** DATA SHOWN **
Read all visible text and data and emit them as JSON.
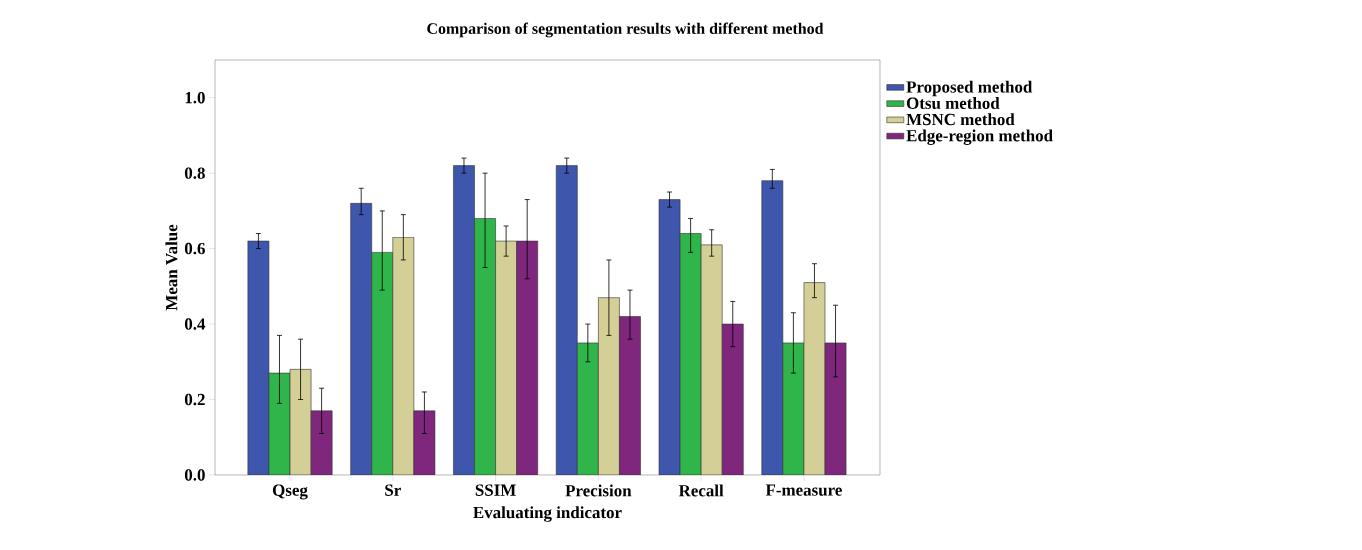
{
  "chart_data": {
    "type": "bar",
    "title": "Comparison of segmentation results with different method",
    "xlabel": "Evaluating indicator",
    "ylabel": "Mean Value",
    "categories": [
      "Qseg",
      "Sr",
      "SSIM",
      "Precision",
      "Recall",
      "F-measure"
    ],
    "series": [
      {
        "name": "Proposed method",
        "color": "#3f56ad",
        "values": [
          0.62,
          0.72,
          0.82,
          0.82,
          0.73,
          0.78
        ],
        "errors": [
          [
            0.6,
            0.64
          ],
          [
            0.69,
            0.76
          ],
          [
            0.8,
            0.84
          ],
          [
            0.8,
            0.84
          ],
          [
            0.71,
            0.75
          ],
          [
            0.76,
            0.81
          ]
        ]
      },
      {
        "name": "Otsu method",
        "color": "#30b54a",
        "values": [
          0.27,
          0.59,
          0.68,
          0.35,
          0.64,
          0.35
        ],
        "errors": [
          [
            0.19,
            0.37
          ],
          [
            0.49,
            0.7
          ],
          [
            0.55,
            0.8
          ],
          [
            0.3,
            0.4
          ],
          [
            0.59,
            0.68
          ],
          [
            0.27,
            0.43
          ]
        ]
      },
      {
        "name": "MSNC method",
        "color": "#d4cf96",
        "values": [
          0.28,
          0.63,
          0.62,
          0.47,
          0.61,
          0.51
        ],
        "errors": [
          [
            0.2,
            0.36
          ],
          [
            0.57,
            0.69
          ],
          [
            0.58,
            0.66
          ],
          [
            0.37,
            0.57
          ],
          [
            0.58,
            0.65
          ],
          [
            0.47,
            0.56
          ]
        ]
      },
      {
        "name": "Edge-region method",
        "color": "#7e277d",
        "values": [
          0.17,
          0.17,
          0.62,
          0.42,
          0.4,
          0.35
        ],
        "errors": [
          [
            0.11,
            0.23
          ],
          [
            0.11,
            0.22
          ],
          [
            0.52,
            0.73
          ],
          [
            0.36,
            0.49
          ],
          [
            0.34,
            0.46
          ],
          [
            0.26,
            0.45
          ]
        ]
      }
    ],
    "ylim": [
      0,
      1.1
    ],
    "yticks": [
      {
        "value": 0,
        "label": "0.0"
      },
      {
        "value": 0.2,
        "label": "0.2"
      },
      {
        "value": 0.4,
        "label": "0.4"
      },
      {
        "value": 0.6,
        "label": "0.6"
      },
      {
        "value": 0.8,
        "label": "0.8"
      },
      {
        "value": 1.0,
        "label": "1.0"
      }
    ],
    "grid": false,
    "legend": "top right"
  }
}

** STATED PROBLEM **
Repeat each entry exactly as it appears; skip any picture.

** OUTPUT BELOW **
Read all visible text and data and emit them as JSON.
{
  "chart_data": {
    "type": "bar",
    "title": "Comparison of segmentation results with different method",
    "xlabel": "Evaluating indicator",
    "ylabel": "Mean Value",
    "categories": [
      "Qseg",
      "Sr",
      "SSIM",
      "Precision",
      "Recall",
      "F-measure"
    ],
    "series": [
      {
        "name": "Proposed method",
        "color": "#3f56ad",
        "values": [
          0.62,
          0.72,
          0.82,
          0.82,
          0.73,
          0.78
        ],
        "errors": [
          [
            0.6,
            0.64
          ],
          [
            0.69,
            0.76
          ],
          [
            0.8,
            0.84
          ],
          [
            0.8,
            0.84
          ],
          [
            0.71,
            0.75
          ],
          [
            0.76,
            0.81
          ]
        ]
      },
      {
        "name": "Otsu method",
        "color": "#30b54a",
        "values": [
          0.27,
          0.59,
          0.68,
          0.35,
          0.64,
          0.35
        ],
        "errors": [
          [
            0.19,
            0.37
          ],
          [
            0.49,
            0.7
          ],
          [
            0.55,
            0.8
          ],
          [
            0.3,
            0.4
          ],
          [
            0.59,
            0.68
          ],
          [
            0.27,
            0.43
          ]
        ]
      },
      {
        "name": "MSNC method",
        "color": "#d4cf96",
        "values": [
          0.28,
          0.63,
          0.62,
          0.47,
          0.61,
          0.51
        ],
        "errors": [
          [
            0.2,
            0.36
          ],
          [
            0.57,
            0.69
          ],
          [
            0.58,
            0.66
          ],
          [
            0.37,
            0.57
          ],
          [
            0.58,
            0.65
          ],
          [
            0.47,
            0.56
          ]
        ]
      },
      {
        "name": "Edge-region method",
        "color": "#7e277d",
        "values": [
          0.17,
          0.17,
          0.62,
          0.42,
          0.4,
          0.35
        ],
        "errors": [
          [
            0.11,
            0.23
          ],
          [
            0.11,
            0.22
          ],
          [
            0.52,
            0.73
          ],
          [
            0.36,
            0.49
          ],
          [
            0.34,
            0.46
          ],
          [
            0.26,
            0.45
          ]
        ]
      }
    ],
    "ylim": [
      0,
      1.1
    ],
    "yticks": [
      {
        "value": 0,
        "label": "0.0"
      },
      {
        "value": 0.2,
        "label": "0.2"
      },
      {
        "value": 0.4,
        "label": "0.4"
      },
      {
        "value": 0.6,
        "label": "0.6"
      },
      {
        "value": 0.8,
        "label": "0.8"
      },
      {
        "value": 1.0,
        "label": "1.0"
      }
    ],
    "grid": false,
    "legend": "top right"
  }
}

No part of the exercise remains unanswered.